Items from a data source:
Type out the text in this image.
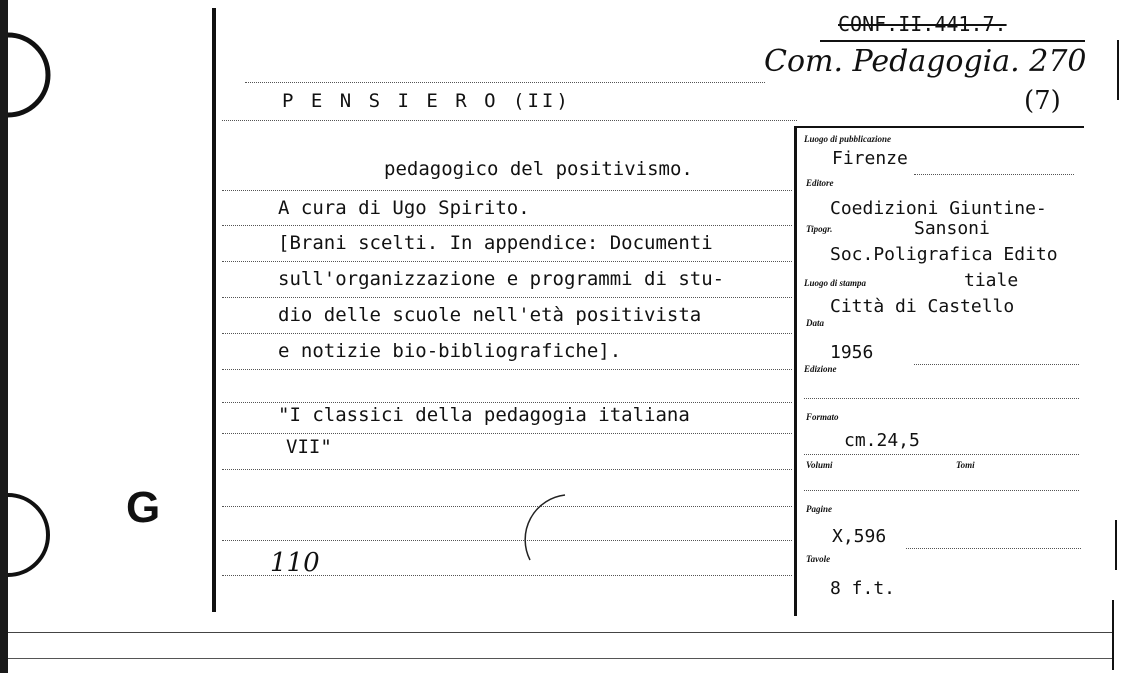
G
CONF.II.441.7.
Com. Pedagogia. 270
(7)
P E N S I E R O (II)
pedagogico del positivismo.
A cura di Ugo Spirito.
[Brani scelti. In appendice: Documenti
sull'organizzazione e programmi di stu-
dio delle scuole nell'età positivista
e notizie bio-bibliografiche].
"I classici della pedagogia italiana
VII"
110
Luogo di pubblicazione
Firenze
Editore
Coedizioni Giuntine-
Sansoni
Tipogr.
Soc.Poligrafica Edito
tiale
Luogo di stampa
Città di Castello
Data
1956
Edizione
Formato
cm.24,5
Volumi	Tomi
Pagine
X,596
Tavole
8 f.t.
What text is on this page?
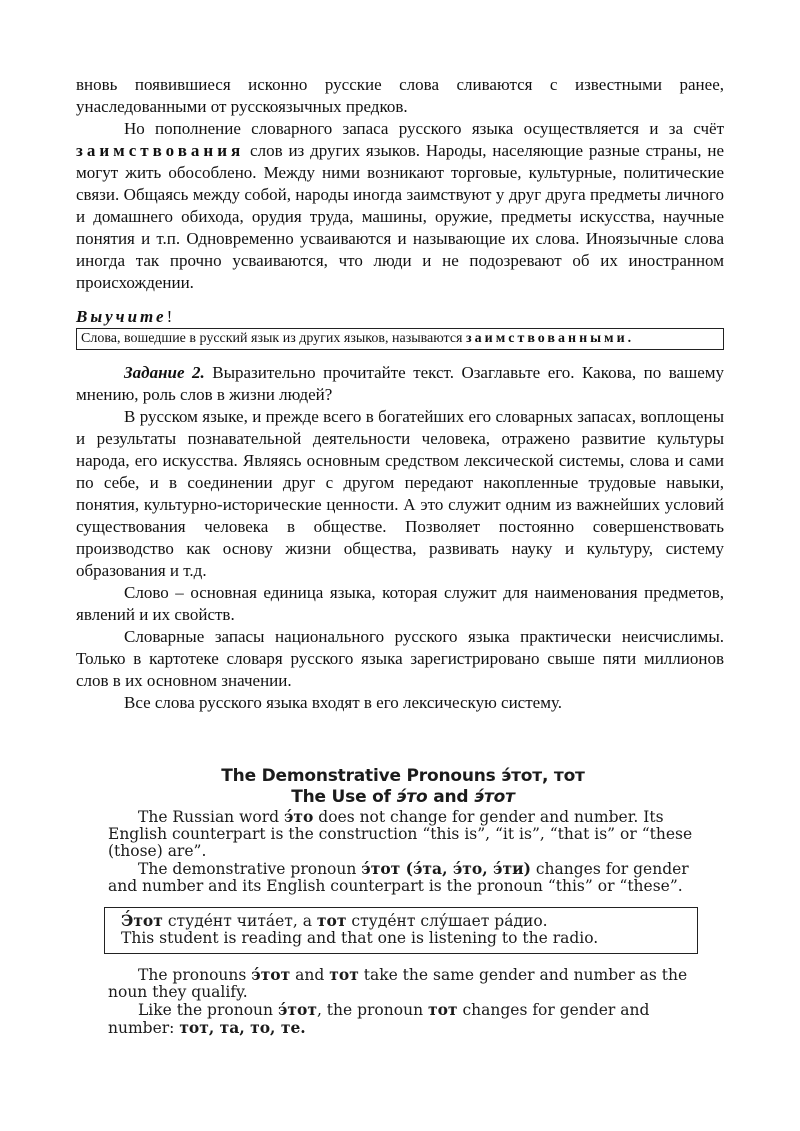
вновь появившиеся исконно русские слова сливаются с известными ранее, унаследованными от русскоязычных предков.

Но пополнение словарного запаса русского языка осуществляется и за счёт заимствования слов из других языков. Народы, населяющие разные страны, не могут жить обособлено. Между ними возникают торговые, культурные, политические связи. Общаясь между собой, народы иногда заимствуют у друг друга предметы личного и домашнего обихода, орудия труда, машины, оружие, предметы искусства, научные понятия и т.п. Одновременно усваиваются и называющие их слова. Иноязычные слова иногда так прочно усваиваются, что люди и не подозревают об их иностранном происхождении.

Выучите!
Слова, вошедшие в русский язык из других языков, называются заимствованными.

Задание 2. Выразительно прочитайте текст. Озаглавьте его. Какова, по вашему мнению, роль слов в жизни людей?

В русском языке, и прежде всего в богатейших его словарных запасах, воплощены и результаты познавательной деятельности человека, отражено развитие культуры народа, его искусства. Являясь основным средством лексической системы, слова и сами по себе, и в соединении друг с другом передают накопленные трудовые навыки, понятия, культурно-исторические ценности. А это служит одним из важнейших условий существования человека в обществе. Позволяет постоянно совершенствовать производство как основу жизни общества, развивать науку и культуру, систему образования и т.д.

Слово – основная единица языка, которая служит для наименования предметов, явлений и их свойств.

Словарные запасы национального русского языка практически неисчислимы. Только в картотеке словаря русского языка зарегистрировано свыше пяти миллионов слов в их основном значении.

Все слова русского языка входят в его лексическую систему.

The Demonstrative Pronouns э́тот, тот
The Use of э́то and э́тот

The Russian word э́то does not change for gender and number. Its English counterpart is the construction “this is”, “it is”, “that is” or “these (those) are”.

The demonstrative pronoun э́тот (э́та, э́то, э́ти) changes for gender and number and its English counterpart is the pronoun “this” or “these”.

Э́тот студе́нт чита́ет, а тот студе́нт слу́шает ра́дио.
This student is reading and that one is listening to the radio.

The pronouns э́тот and тот take the same gender and number as the noun they qualify.

Like the pronoun э́тот, the pronoun тот changes for gender and number: тот, та, то, те.
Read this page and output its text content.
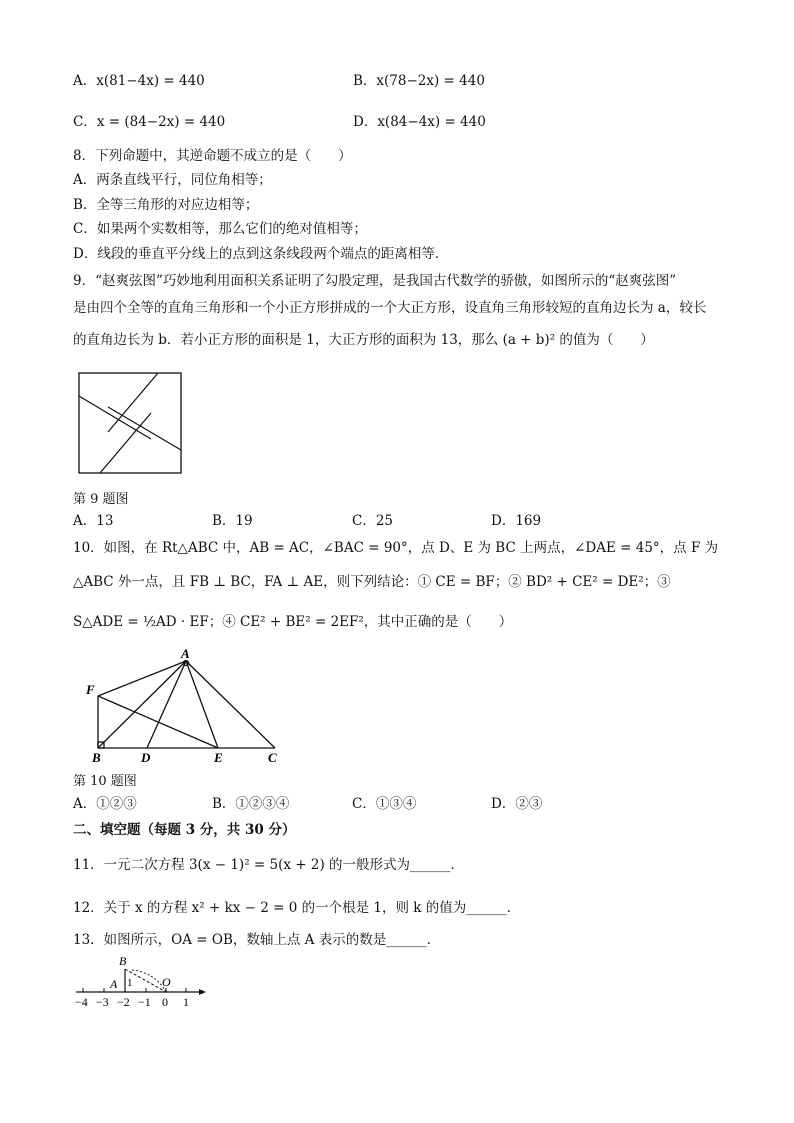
A．x(81−4x) = 440	B．x(78−2x) = 440
C．x = (84−2x) = 440	D．x(84−4x) = 440
8．下列命题中，其逆命题不成立的是（　　）
A．两条直线平行，同位角相等；
B．全等三角形的对应边相等；
C．如果两个实数相等，那么它们的绝对值相等；
D．线段的垂直平分线上的点到这条线段两个端点的距离相等．
9．“赵爽弦图”巧妙地利用面积关系证明了勾股定理，是我国古代数学的骄傲，如图所示的“赵爽弦图”
是由四个全等的直角三角形和一个小正方形拼成的一个大正方形，设直角三角形较短的直角边长为 a，较长
的直角边长为 b．若小正方形的面积是 1，大正方形的面积为 13，那么 (a + b)² 的值为（　　）
第 9 题图
A．13	B．19	C．25	D．169
10．如图，在 Rt△ABC 中，AB = AC，∠BAC = 90°，点 D、E 为 BC 上两点，∠DAE = 45°，点 F 为
△ABC 外一点，且 FB ⊥ BC，FA ⊥ AE，则下列结论：① CE = BF；② BD² + CE² = DE²；③
S△ADE = ½AD · EF；④ CE² + BE² = 2EF²，其中正确的是（　　）
A
F
B	D	E	C
第 10 题图
A．①②③	B．①②③④	C．①③④	D．②③
二、填空题（每题 3 分，共 30 分）
11．一元二次方程 3(x − 1)² = 5(x + 2) 的一般形式为______．
12．关于 x 的方程 x² + kx − 2 = 0 的一个根是 1，则 k 的值为______．
13．如图所示，OA = OB，数轴上点 A 表示的数是______．
B
A 1 O
−4 −3 −2 −1 0 1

* **EXERCISE REQUIREMENTS**:
Reproduce the whole listing above word for word, but not its pictures.

* **EXERCISE OUTPUT**:
Type out the text in this image.
G
CONF.II.441.7.
Com. Pedagogia. 270
(7)
P E N S I E R O (II)
pedagogico del positivismo.
A cura di Ugo Spirito.
[Brani scelti. In appendice: Documenti
sull'organizzazione e programmi di stu-
dio delle scuole nell'età positivista
e notizie bio-bibliografiche].
"I classici della pedagogia italiana
VII"
110
Luogo di pubblicazione
Firenze
Editore
Coedizioni Giuntine-
Sansoni
Tipogr.
Soc.Poligrafica Edito
tiale
Luogo di stampa
Città di Castello
Data
1956
Edizione
Formato
cm.24,5
Volumi	Tomi
Pagine
X,596
Tavole
8 f.t.
What text is on this page?
вновь появившиеся исконно русские слова сливаются с известными ранее, унаследованными от русскоязычных предков.

Но пополнение словарного запаса русского языка осуществляется и за счёт заимствования слов из других языков. Народы, населяющие разные страны, не могут жить обособлено. Между ними возникают торговые, культурные, политические связи. Общаясь между собой, народы иногда заимствуют у друг друга предметы личного и домашнего обихода, орудия труда, машины, оружие, предметы искусства, научные понятия и т.п. Одновременно усваиваются и называющие их слова. Иноязычные слова иногда так прочно усваиваются, что люди и не подозревают об их иностранном происхождении.

Выучите!
Слова, вошедшие в русский язык из других языков, называются заимствованными.

Задание 2. Выразительно прочитайте текст. Озаглавьте его. Какова, по вашему мнению, роль слов в жизни людей?

В русском языке, и прежде всего в богатейших его словарных запасах, воплощены и результаты познавательной деятельности человека, отражено развитие культуры народа, его искусства. Являясь основным средством лексической системы, слова и сами по себе, и в соединении друг с другом передают накопленные трудовые навыки, понятия, культурно-исторические ценности. А это служит одним из важнейших условий существования человека в обществе. Позволяет постоянно совершенствовать производство как основу жизни общества, развивать науку и культуру, систему образования и т.д.

Слово – основная единица языка, которая служит для наименования предметов, явлений и их свойств.

Словарные запасы национального русского языка практически неисчислимы. Только в картотеке словаря русского языка зарегистрировано свыше пяти миллионов слов в их основном значении.

Все слова русского языка входят в его лексическую систему.

The Demonstrative Pronouns э́тот, тот
The Use of э́то and э́тот

The Russian word э́то does not change for gender and number. Its English counterpart is the construction “this is”, “it is”, “that is” or “these (those) are”.

The demonstrative pronoun э́тот (э́та, э́то, э́ти) changes for gender and number and its English counterpart is the pronoun “this” or “these”.

Э́тот студе́нт чита́ет, а тот студе́нт слу́шает ра́дио.
This student is reading and that one is listening to the radio.

The pronouns э́тот and тот take the same gender and number as the noun they qualify.

Like the pronoun э́тот, the pronoun тот changes for gender and number: тот, та, то, те.
Read this page and output its text content.
A．x(81−4x) = 440	B．x(78−2x) = 440
C．x = (84−2x) = 440	D．x(84−4x) = 440
8．下列命题中，其逆命题不成立的是（　　）
A．两条直线平行，同位角相等；
B．全等三角形的对应边相等；
C．如果两个实数相等，那么它们的绝对值相等；
D．线段的垂直平分线上的点到这条线段两个端点的距离相等．
9．“赵爽弦图”巧妙地利用面积关系证明了勾股定理，是我国古代数学的骄傲，如图所示的“赵爽弦图”
是由四个全等的直角三角形和一个小正方形拼成的一个大正方形，设直角三角形较短的直角边长为 a，较长
的直角边长为 b．若小正方形的面积是 1，大正方形的面积为 13，那么 (a + b)² 的值为（　　）
第 9 题图
A．13	B．19	C．25	D．169
10．如图，在 Rt△ABC 中，AB = AC，∠BAC = 90°，点 D、E 为 BC 上两点，∠DAE = 45°，点 F 为
△ABC 外一点，且 FB ⊥ BC，FA ⊥ AE，则下列结论：① CE = BF；② BD² + CE² = DE²；③
S△ADE = ½AD · EF；④ CE² + BE² = 2EF²，其中正确的是（　　）
A
F
B	D	E	C
第 10 题图
A．①②③	B．①②③④	C．①③④	D．②③
二、填空题（每题 3 分，共 30 分）
11．一元二次方程 3(x − 1)² = 5(x + 2) 的一般形式为______．
12．关于 x 的方程 x² + kx − 2 = 0 的一个根是 1，则 k 的值为______．
13．如图所示，OA = OB，数轴上点 A 表示的数是______．
B
A 1 O
−4 −3 −2 −1 0 1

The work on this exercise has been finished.